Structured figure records

::::

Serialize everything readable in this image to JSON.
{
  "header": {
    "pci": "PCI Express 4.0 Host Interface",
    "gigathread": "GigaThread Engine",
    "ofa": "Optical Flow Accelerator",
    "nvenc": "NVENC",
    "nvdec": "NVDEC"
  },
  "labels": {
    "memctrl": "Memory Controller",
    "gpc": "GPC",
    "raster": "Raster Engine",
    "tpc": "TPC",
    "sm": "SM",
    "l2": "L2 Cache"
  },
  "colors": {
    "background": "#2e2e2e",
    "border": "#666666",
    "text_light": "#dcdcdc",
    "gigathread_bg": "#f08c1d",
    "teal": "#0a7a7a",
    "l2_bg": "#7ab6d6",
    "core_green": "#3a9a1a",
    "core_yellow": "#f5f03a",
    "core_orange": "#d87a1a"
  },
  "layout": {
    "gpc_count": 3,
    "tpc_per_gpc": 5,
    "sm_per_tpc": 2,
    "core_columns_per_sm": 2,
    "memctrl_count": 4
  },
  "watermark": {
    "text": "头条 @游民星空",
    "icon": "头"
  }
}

::::

Request:
Please output the complete data exactly.

Response to the exercise:
Serialize everything readable in this image to JSON.
{
  "header": {
    "pci": "PCI Express 4.0 Host Interface",
    "gigathread": "GigaThread Engine",
    "ofa": "Optical Flow Accelerator",
    "nvenc": "NVENC",
    "nvdec": "NVDEC"
  },
  "labels": {
    "memctrl": "Memory Controller",
    "gpc": "GPC",
    "raster": "Raster Engine",
    "tpc": "TPC",
    "sm": "SM",
    "l2": "L2 Cache"
  },
  "colors": {
    "background": "#2e2e2e",
    "border": "#666666",
    "text_light": "#dcdcdc",
    "gigathread_bg": "#f08c1d",
    "teal": "#0a7a7a",
    "l2_bg": "#7ab6d6",
    "core_green": "#3a9a1a",
    "core_yellow": "#f5f03a",
    "core_orange": "#d87a1a"
  },
  "layout": {
    "gpc_count": 3,
    "tpc_per_gpc": 5,
    "sm_per_tpc": 2,
    "core_columns_per_sm": 2,
    "memctrl_count": 4
  },
  "watermark": {
    "text": "头条 @游民星空",
    "icon": "头"
  }
}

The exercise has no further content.